[start]

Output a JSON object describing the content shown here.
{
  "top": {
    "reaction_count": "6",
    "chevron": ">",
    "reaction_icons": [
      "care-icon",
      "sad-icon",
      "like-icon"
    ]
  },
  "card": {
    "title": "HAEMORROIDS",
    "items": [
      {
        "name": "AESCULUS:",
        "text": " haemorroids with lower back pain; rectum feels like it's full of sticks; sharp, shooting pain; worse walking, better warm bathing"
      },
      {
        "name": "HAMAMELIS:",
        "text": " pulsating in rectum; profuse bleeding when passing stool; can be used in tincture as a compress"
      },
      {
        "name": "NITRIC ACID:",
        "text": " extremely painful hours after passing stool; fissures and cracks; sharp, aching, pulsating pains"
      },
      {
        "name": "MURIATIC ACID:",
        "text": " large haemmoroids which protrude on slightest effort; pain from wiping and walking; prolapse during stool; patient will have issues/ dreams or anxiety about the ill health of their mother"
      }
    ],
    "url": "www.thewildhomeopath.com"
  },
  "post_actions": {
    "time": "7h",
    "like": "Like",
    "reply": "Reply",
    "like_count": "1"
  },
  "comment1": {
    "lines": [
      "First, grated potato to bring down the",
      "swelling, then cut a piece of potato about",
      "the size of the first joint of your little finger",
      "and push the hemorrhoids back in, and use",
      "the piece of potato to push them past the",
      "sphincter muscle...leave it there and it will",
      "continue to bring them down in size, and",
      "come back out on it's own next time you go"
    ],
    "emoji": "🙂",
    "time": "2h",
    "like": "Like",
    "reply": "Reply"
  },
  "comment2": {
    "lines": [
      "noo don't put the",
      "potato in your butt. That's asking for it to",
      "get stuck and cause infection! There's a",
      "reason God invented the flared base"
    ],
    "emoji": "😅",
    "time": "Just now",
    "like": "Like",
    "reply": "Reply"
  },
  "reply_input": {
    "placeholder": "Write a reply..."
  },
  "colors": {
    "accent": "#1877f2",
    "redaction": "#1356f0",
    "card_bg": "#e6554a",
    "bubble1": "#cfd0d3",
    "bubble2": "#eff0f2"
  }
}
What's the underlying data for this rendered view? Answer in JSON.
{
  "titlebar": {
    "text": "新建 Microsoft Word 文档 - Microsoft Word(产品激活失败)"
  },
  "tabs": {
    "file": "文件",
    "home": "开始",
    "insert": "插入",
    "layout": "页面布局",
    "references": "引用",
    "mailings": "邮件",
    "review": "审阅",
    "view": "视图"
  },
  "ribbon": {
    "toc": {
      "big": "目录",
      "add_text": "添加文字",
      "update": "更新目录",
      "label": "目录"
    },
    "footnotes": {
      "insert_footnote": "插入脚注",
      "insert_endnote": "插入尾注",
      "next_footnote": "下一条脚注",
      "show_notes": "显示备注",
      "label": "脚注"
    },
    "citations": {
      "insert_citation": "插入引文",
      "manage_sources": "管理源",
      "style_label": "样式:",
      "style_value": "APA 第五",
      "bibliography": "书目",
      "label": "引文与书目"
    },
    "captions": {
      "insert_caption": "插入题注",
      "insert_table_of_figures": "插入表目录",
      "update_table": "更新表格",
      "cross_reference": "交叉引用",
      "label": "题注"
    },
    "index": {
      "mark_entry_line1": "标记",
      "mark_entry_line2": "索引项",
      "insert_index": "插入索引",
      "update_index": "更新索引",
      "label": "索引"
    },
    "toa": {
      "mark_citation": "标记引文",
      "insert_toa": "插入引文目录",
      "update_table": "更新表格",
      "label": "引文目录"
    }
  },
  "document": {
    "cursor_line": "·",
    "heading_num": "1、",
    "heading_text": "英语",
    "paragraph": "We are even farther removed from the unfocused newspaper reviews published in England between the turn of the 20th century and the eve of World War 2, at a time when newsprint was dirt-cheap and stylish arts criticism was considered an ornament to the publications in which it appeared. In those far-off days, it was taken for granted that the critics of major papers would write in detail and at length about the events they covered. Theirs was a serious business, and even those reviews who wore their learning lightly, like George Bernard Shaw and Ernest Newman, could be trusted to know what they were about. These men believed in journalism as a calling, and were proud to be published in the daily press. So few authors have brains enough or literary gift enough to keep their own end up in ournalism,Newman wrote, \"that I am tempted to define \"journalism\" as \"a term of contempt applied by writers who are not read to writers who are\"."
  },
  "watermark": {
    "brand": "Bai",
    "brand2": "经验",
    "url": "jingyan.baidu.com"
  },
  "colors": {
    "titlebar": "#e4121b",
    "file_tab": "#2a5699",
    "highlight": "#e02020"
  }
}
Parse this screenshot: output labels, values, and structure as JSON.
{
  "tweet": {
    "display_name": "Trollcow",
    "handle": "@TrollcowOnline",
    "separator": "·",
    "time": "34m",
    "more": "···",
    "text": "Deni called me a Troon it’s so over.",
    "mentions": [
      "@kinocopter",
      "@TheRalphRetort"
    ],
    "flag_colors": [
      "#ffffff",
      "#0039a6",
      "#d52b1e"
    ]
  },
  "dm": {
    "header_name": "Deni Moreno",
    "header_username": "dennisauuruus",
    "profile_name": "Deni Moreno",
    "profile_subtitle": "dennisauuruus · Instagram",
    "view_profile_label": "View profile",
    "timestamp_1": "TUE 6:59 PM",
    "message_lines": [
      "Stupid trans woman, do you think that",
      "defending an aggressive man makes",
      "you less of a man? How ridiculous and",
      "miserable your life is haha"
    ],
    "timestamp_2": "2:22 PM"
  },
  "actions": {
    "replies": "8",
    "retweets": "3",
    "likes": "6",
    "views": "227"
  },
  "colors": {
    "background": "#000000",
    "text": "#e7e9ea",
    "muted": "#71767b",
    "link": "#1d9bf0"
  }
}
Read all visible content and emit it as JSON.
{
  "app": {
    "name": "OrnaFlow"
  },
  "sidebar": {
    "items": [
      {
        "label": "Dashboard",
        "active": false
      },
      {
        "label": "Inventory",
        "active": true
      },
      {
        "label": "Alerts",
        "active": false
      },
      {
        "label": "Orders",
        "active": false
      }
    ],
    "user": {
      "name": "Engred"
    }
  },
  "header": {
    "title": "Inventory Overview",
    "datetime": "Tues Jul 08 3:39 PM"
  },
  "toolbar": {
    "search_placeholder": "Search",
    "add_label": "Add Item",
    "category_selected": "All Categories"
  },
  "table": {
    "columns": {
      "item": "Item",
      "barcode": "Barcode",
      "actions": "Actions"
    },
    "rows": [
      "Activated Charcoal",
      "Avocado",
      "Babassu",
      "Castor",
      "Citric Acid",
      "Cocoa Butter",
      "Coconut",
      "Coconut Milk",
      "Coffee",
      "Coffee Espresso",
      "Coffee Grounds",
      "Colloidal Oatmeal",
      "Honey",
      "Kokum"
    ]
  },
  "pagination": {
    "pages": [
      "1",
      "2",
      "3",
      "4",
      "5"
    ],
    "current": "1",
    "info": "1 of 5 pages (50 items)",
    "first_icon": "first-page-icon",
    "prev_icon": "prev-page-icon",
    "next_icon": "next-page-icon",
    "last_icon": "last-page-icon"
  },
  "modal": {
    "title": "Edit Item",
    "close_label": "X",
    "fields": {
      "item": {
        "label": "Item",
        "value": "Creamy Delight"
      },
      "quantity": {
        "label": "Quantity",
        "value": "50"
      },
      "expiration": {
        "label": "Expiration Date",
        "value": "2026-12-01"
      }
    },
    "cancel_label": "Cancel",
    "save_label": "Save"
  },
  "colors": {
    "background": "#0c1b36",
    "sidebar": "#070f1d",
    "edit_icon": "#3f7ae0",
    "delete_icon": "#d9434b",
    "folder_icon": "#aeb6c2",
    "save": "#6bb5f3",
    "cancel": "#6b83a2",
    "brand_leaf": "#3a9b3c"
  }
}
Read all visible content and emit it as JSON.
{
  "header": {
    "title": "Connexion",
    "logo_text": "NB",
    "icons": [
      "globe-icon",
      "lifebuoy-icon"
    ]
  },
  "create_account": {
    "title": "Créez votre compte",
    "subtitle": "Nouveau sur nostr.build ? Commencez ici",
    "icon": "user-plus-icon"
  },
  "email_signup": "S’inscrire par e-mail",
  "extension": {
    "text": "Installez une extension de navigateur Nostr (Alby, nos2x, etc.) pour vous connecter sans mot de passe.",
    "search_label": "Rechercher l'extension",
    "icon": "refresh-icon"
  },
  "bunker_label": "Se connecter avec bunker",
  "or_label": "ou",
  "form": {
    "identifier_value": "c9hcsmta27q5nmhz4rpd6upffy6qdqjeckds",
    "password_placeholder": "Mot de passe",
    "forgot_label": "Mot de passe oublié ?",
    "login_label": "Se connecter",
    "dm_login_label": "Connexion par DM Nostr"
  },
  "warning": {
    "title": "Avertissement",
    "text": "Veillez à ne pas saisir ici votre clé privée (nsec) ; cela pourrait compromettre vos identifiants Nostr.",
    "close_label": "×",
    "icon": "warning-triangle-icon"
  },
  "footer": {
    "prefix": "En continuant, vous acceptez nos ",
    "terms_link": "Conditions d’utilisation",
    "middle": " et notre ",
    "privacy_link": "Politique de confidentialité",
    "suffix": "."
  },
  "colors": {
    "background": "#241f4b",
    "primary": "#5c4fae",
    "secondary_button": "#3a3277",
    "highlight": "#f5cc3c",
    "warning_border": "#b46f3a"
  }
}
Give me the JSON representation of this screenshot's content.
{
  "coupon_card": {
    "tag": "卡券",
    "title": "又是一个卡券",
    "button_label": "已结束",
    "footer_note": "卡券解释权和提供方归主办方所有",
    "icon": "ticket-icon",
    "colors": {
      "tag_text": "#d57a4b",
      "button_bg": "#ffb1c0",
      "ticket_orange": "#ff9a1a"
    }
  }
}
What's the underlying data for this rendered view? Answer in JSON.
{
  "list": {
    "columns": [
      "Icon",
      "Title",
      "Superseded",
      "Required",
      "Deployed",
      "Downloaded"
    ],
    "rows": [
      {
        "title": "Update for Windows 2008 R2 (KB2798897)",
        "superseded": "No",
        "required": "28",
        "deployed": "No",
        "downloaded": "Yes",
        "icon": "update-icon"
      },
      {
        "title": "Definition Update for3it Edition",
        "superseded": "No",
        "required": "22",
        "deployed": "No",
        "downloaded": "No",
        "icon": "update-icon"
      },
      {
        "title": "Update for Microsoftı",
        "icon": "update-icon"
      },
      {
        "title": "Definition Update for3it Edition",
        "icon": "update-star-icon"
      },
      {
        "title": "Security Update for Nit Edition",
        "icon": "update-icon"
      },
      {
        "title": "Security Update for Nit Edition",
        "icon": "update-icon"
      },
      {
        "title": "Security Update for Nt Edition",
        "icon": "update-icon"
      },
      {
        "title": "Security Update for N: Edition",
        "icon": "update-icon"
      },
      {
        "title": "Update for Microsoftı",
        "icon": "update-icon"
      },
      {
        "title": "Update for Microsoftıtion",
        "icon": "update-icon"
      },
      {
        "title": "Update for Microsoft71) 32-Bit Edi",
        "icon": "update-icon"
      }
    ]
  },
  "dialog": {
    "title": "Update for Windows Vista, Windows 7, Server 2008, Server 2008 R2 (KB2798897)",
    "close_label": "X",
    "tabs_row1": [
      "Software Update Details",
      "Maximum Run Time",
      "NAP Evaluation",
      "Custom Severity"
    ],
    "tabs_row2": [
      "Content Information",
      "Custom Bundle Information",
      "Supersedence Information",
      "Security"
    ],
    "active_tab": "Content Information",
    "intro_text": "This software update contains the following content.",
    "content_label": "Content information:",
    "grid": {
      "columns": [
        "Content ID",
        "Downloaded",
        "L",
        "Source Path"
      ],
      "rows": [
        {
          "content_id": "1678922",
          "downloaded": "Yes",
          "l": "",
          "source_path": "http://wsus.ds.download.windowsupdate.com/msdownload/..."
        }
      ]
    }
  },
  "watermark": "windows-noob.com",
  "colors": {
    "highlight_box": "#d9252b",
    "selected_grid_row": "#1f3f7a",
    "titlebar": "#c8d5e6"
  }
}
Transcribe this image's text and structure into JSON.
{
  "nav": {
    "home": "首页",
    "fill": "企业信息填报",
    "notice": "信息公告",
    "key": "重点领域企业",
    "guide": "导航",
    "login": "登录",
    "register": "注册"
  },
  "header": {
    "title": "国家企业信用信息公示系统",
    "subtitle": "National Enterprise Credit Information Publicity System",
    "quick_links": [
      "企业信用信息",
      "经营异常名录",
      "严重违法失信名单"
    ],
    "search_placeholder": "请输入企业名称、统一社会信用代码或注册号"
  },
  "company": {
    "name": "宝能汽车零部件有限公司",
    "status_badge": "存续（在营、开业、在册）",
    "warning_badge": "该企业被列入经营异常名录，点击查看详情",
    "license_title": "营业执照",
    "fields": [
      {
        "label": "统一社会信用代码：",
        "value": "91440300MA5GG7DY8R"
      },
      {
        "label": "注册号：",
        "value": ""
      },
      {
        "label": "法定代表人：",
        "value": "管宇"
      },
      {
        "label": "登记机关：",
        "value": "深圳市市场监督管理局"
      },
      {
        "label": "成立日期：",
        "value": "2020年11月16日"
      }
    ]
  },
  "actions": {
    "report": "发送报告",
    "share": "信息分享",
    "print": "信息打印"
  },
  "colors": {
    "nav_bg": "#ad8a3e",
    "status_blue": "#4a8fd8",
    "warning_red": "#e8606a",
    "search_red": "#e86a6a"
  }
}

[end]

WORK INSTRUCTIONS: Display every line of the listing that contains the string "screenshot".

TASK SOLUTION:
Parse this screenshot: output labels, values, and structure as JSON.
Give me the JSON representation of this screenshot's content.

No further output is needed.